- RECORDS TO PROCESS -

## Begin

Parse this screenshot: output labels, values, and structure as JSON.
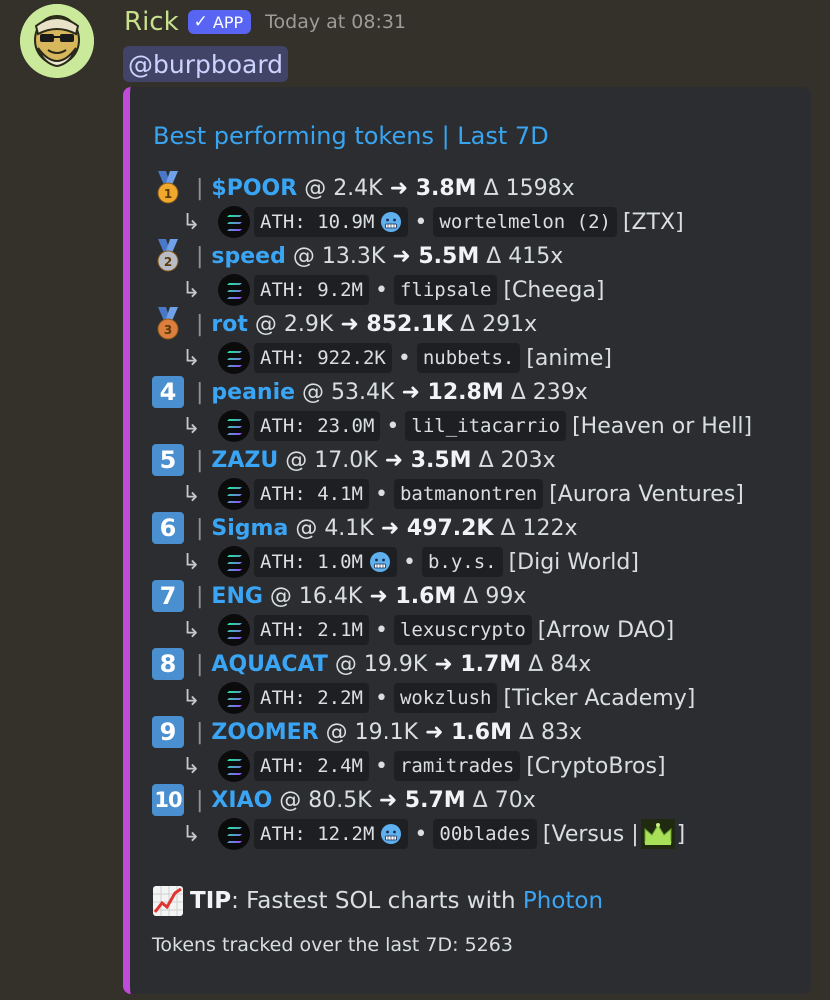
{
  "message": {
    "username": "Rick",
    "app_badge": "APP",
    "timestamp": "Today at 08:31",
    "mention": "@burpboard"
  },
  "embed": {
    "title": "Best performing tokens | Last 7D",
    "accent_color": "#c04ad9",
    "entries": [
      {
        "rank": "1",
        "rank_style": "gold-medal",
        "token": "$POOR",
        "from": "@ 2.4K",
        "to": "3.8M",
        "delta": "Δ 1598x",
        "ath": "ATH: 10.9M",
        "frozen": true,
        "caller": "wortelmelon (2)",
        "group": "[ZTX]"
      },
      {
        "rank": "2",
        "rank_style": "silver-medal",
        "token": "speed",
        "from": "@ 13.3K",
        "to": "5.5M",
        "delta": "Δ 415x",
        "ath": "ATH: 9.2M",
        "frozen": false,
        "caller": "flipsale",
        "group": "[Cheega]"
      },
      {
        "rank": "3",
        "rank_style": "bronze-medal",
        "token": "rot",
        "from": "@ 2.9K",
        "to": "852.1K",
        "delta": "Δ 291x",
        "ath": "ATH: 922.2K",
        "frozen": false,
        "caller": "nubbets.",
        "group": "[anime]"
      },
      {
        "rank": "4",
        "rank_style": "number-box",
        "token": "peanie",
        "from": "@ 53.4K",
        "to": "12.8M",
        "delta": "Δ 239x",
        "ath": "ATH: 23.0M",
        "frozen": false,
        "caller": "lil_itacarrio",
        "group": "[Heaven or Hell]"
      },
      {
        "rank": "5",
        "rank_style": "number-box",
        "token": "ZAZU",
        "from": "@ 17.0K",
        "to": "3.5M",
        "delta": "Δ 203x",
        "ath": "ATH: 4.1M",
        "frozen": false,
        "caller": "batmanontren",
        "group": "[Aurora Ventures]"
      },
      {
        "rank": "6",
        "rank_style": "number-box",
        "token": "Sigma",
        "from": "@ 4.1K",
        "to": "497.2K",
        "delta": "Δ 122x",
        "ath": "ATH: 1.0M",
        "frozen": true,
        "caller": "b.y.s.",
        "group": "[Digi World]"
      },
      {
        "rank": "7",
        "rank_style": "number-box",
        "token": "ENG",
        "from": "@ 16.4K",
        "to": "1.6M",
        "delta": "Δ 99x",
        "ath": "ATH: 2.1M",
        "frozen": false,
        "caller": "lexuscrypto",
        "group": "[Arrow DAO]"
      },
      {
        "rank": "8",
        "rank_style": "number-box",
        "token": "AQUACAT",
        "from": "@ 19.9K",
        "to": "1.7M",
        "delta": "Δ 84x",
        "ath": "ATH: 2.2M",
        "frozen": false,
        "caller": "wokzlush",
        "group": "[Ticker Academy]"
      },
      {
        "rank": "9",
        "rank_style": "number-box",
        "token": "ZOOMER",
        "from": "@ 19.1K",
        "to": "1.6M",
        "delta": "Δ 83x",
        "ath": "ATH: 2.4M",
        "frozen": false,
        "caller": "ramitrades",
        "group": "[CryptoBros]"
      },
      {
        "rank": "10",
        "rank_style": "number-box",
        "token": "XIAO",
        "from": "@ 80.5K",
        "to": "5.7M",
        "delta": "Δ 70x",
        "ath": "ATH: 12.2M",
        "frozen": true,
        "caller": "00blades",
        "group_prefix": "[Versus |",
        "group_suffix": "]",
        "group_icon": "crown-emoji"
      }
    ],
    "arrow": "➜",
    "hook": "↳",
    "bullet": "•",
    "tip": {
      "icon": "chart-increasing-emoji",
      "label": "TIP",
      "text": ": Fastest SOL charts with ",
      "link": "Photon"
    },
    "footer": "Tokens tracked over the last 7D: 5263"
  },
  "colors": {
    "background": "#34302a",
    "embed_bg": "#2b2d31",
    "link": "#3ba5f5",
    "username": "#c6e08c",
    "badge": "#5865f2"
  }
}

## End
## Begin

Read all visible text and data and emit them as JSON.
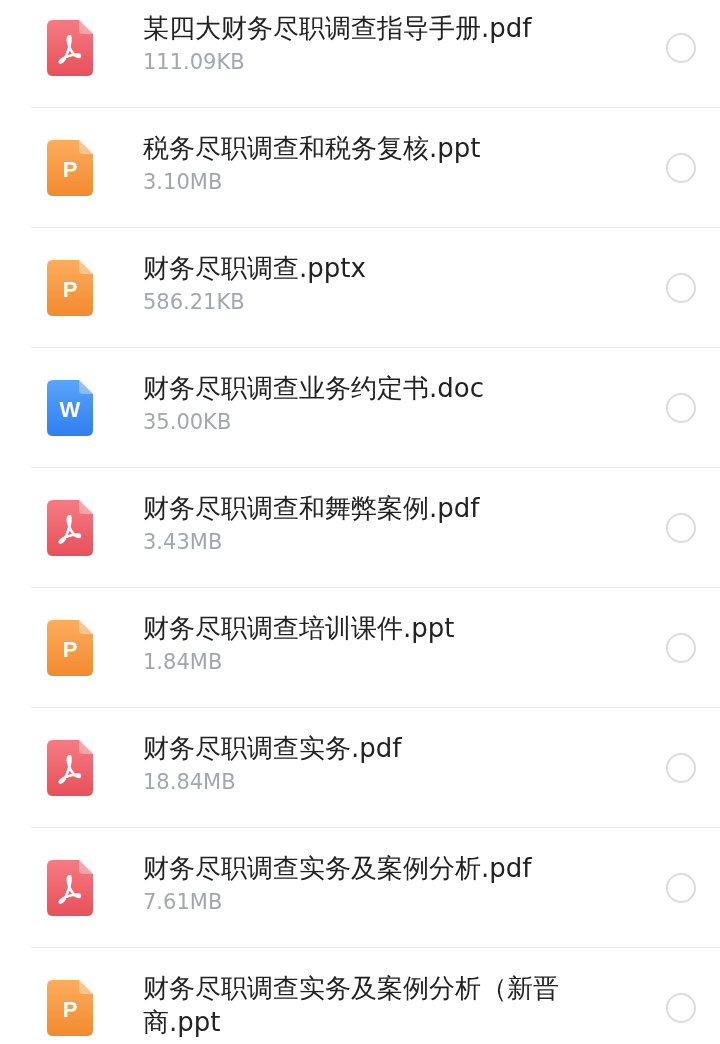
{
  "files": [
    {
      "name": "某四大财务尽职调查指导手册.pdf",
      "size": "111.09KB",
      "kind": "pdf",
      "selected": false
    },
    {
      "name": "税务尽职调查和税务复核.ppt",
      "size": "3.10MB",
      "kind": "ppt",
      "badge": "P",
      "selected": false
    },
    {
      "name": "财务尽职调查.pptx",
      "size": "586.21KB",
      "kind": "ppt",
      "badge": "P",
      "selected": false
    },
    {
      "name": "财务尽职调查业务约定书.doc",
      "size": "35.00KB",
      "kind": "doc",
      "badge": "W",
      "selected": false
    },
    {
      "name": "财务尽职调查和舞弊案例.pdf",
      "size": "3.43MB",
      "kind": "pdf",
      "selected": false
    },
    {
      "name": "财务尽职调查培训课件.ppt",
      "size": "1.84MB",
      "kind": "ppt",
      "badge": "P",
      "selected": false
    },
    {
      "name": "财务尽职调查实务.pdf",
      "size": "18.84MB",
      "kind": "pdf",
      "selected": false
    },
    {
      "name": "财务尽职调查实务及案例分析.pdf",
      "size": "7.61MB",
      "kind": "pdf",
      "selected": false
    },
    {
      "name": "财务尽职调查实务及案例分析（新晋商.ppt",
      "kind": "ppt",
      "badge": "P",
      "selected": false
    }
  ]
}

## End

- THE PROBLEM -
The required output is the number of lines containing the word "medal", and nothing besides.

- SOLUTION -
3